### Apply what you read
A. In the article on T-wave alternans testing and defibrillators, what share of the 768 patients tested nonnegative for TWA?
B. Reproduce the article on T-wave alternans testing and defibrillators from "The real question" to "defibrillators or not.", word for word.

### Selected excerpt

- - - -

The group's findings appear in the January 2/9, 2007 issue of the Journal of the American College of Cardiology.

The real question now is whether we have clinical equipoise to perform a clinical trial randomizing patients who screen negative to receive defibrillators or not.

The TWA test monitors for minute beat-to-beat variations in the electrocardiographic T-wave during exercise stress. According to convention, "nonnegative" findings combine those that are either positive or "indeterminate" for TWA. Both results are considered predictive of increased risk. The test, performed using Cambridge Heart's ECG-analysis algorithm for the risk stratification of ICD candidates, is reimbursable under Medicare and other third-party payers but not considered essential to the screening process.

Coauthor Dr Paul S Chan (University of Michigan, Ann Arbor) told heartwire that the large sample size and 51% ICD prevalence gave the analysis enough statistical power "to study the benefit of actual ICD therapy within subgroups of TWA findings." The prospective study, he said, began before the release of the SCD-HeFT data that led directly to expanded, LV-function-based primary-prevention ICD eligibility criteria.

Of the group's 768 patients with an LVEF <35% and no history of sustained ventricular arrhythmia, 67% tested nonnegative for TWA. As previously reported by heartwire, a 2006 analysis found that the cohort's nonnegative patients had more than twice the adjusted risk of both all-cause and arrhythmic death over a mean of 18 months compared with those testing negative [2]. In the new analysis, which follows the cohort for another nine months, ICD therapy was significantly and independently associated with decreased mortality among nonnegative patients but not those who tested negative for TWA.

Multivariate analysis, HR for outcomes associated with ICD therapy compared with no ICD therapy


End point

TWA nonnegative (n=514), % (95% CI)

TWA-negative (n=254), % (95% CI)

All-cause mortality

0.45 (0.27-0.76)*

0.85 (0.33-2.20)

Arrhythmic mortality

0.31 (0.14-0.71)

0.94 (0.21-4.24)

Nonarrhythmic mortality

0.60 (0.30-1.22)

1.32 (0.41-4.29)

All-cause mortality or appropriate shocks

0.79 (0.50-1.26)

1.15 (0.48-2.77)

Hazard ratios adjusted for propensity scores, drug therapies, and a range of demographic and clinical characteristics.

*p=0.003

†p=0.005

To download table as a slide, click on slide logo below

To reduce statistical confounding, risks were adjusted in part through the use of propensity scores based on variables, mostly from ECG and electrophysiologic tests, which were considered likely to influence decisions to treat with ICDs, according to Chow et al.

In an accompanying editorial [3], Drs Andrea M Russo and Francis E Marchlinski (University of Pennsylvania Health System, Philadelphia) observe that "inserting ICDs in all patients who currently meet guidelines based on LV function leads to implantation of devices in many patients who will never need them." Based on the current study, they write, the TWA test "appears promising in predicting patients who might be most likely and least likely to benefit from ICD therapy."

- - - -

### Input data
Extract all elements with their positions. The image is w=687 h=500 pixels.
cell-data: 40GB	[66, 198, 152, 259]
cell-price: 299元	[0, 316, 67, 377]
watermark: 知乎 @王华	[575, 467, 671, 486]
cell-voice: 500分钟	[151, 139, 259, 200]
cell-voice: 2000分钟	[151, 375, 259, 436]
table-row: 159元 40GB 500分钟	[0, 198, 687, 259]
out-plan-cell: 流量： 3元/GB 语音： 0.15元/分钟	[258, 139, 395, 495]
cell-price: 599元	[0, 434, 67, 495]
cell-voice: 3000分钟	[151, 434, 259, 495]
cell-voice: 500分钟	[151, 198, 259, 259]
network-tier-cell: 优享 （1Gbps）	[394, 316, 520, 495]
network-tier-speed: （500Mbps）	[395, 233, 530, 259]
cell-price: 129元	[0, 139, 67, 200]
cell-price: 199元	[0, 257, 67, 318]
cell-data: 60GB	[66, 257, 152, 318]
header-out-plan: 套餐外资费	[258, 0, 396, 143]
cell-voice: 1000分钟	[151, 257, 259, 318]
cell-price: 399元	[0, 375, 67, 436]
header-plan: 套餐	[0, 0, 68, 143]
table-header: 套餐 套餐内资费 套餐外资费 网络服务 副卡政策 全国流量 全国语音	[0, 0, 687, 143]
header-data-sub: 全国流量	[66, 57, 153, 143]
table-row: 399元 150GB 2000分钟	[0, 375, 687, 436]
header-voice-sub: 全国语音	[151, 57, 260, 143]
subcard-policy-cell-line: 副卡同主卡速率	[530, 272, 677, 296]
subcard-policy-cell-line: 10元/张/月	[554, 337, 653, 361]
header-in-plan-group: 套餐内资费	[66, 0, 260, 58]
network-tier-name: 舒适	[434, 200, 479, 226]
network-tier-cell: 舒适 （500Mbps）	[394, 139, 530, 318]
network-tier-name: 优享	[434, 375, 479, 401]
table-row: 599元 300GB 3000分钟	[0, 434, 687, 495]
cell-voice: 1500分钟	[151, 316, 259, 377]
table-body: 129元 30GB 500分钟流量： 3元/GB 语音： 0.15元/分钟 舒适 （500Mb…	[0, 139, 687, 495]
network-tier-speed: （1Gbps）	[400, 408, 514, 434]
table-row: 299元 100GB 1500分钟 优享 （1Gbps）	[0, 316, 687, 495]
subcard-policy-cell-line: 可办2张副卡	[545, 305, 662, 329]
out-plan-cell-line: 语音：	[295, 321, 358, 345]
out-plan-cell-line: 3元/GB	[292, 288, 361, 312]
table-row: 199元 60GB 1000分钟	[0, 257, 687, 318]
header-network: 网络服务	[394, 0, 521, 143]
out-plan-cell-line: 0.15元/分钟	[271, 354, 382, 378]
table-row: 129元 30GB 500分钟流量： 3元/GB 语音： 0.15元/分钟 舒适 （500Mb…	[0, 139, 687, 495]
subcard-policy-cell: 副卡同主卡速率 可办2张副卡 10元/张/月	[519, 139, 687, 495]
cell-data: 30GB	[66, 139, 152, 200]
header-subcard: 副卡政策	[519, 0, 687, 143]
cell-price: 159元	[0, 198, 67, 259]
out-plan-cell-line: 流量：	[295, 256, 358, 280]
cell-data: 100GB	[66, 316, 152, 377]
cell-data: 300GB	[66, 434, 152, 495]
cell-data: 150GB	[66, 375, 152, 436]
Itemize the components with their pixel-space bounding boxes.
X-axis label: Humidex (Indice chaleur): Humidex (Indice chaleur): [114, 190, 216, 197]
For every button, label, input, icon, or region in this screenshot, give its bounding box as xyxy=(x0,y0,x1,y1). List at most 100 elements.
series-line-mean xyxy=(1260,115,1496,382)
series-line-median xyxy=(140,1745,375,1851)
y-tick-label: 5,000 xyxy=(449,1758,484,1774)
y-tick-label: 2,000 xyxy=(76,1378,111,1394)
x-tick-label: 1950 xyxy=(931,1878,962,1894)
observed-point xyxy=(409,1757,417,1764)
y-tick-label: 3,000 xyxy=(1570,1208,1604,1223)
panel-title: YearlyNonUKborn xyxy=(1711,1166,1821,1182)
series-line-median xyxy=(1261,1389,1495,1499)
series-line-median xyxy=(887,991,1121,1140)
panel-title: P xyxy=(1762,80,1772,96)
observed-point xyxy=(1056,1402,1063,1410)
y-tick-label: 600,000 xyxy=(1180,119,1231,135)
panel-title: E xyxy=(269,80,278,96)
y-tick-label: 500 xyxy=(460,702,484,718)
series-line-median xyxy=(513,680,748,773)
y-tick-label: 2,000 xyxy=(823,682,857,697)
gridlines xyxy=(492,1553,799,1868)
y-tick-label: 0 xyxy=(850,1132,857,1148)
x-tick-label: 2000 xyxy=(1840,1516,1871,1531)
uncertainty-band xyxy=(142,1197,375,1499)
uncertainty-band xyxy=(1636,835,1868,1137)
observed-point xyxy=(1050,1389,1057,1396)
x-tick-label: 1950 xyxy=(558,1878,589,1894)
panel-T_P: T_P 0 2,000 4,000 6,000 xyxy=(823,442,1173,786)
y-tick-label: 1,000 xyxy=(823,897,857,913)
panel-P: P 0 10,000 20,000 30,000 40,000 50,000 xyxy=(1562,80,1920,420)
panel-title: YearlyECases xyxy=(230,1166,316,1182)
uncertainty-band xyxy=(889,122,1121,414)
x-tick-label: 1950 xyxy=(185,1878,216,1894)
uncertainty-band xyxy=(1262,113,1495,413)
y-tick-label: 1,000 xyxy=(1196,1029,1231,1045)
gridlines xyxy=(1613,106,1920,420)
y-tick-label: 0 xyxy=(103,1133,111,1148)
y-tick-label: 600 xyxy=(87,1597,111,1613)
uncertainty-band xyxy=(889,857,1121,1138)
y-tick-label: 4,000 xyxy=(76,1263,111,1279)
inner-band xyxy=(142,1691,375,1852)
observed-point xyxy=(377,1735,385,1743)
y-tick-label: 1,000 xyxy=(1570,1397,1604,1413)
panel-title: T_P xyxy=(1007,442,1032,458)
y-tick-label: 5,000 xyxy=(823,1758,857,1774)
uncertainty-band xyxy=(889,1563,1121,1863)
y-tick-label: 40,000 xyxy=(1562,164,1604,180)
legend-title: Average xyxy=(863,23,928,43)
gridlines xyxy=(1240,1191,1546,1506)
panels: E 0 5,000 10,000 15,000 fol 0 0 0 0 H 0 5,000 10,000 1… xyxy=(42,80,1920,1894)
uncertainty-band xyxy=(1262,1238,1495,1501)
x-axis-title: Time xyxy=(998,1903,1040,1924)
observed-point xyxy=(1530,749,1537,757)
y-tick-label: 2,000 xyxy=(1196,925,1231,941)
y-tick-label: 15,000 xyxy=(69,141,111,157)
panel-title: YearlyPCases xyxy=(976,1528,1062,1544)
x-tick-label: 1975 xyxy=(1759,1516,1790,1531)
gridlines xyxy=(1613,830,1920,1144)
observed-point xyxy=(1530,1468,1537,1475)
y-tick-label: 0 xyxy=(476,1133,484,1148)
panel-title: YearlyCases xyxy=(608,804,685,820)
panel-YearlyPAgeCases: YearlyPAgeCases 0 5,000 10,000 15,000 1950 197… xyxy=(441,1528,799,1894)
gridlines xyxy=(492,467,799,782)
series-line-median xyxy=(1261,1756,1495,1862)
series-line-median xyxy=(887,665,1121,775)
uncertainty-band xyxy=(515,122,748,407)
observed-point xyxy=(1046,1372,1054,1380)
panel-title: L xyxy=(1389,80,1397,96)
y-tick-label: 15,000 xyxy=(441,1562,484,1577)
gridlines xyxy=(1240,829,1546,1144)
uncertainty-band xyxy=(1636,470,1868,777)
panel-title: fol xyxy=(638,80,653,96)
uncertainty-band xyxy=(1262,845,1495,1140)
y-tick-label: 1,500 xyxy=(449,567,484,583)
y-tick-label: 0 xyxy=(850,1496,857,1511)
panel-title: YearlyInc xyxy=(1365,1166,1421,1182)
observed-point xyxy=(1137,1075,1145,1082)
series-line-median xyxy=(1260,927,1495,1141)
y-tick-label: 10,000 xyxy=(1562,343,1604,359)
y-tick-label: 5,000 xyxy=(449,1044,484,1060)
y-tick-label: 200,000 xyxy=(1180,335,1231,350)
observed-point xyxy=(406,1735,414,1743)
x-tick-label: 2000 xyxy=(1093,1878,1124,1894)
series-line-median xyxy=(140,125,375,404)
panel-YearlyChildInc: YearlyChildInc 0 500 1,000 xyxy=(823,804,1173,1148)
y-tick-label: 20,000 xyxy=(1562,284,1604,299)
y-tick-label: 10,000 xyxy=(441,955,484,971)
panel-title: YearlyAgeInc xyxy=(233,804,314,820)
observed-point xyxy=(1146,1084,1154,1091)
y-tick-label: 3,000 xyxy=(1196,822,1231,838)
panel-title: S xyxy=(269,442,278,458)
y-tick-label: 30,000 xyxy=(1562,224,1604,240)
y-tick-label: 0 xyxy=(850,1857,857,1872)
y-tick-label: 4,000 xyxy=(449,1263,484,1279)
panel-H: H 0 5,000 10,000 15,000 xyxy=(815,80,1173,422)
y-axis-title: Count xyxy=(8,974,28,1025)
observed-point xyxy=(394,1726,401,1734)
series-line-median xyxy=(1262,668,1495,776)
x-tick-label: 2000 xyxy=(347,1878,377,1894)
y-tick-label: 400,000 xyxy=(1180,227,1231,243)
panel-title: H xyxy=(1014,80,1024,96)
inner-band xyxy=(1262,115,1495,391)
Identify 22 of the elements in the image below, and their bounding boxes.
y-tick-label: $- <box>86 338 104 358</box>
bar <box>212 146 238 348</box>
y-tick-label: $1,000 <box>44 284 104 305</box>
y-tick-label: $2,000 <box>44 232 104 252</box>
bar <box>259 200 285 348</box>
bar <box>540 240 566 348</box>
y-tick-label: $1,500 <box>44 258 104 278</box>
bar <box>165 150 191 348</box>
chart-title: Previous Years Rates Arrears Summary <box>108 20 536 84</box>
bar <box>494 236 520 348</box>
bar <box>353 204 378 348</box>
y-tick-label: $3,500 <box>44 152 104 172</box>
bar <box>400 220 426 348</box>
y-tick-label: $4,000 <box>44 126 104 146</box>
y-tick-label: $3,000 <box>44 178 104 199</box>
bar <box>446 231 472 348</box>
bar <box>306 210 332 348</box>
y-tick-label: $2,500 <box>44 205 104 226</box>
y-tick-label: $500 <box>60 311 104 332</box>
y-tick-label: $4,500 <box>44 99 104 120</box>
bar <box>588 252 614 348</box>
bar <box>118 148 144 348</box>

- - - -

### Written answers
A. 67%

B.
The real question now is whether we have clinical equipoise to perform a clinical trial randomizing patients who screen negative to receive defibrillators or not.